## Begin EXTRACTED RECORDS

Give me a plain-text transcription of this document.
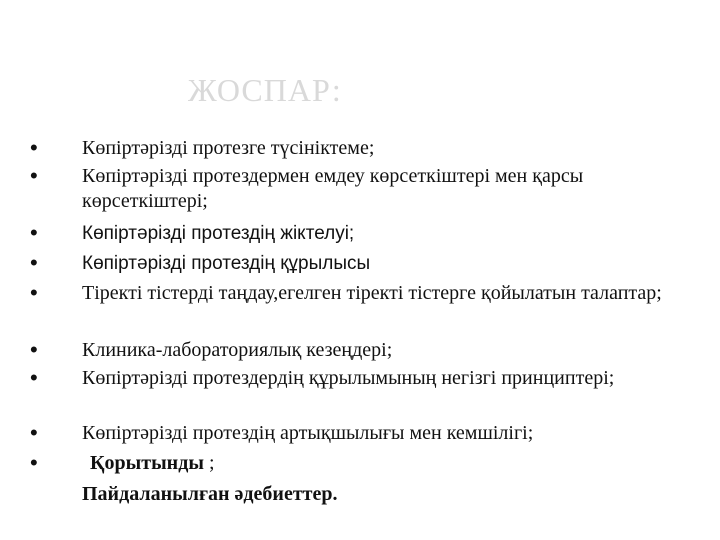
ЖОСПАР:
• Көпіртәрізді протезге түсініктеме;
• Көпіртәрізді протездермен емдеу көрсеткіштері мен қарсы көрсеткіштері;
• Көпіртәрізді протездің жіктелуі;
• Көпіртәрізді протездің құрылысы
• Тіректі тістерді таңдау,егелген тіректі тістерге қойылатын талаптар;
• Клиника-лабораториялық кезеңдері;
• Көпіртәрізді протездердің құрылымының негізгі принциптері;
• Көпіртәрізді протездің артықшылығы мен кемшілігі;
•	Қорытынды ;
Пайдаланылған әдебиеттер.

## End EXTRACTED RECORDS

WRITTEN EXERCISE
Return the material word for word. Pictures are not part of the copy.

ANSWER TO THE EXERCISE
Give me a plain-text transcription of this document.
ЖОСПАР:
• Көпіртәрізді протезге түсініктеме;
• Көпіртәрізді протездермен емдеу көрсеткіштері мен қарсы көрсеткіштері;
• Көпіртәрізді протездің жіктелуі;
• Көпіртәрізді протездің құрылысы
• Тіректі тістерді таңдау,егелген тіректі тістерге қойылатын талаптар;
• Клиника-лабораториялық кезеңдері;
• Көпіртәрізді протездердің құрылымының негізгі принциптері;
• Көпіртәрізді протездің артықшылығы мен кемшілігі;
•	Қорытынды ;
Пайдаланылған әдебиеттер.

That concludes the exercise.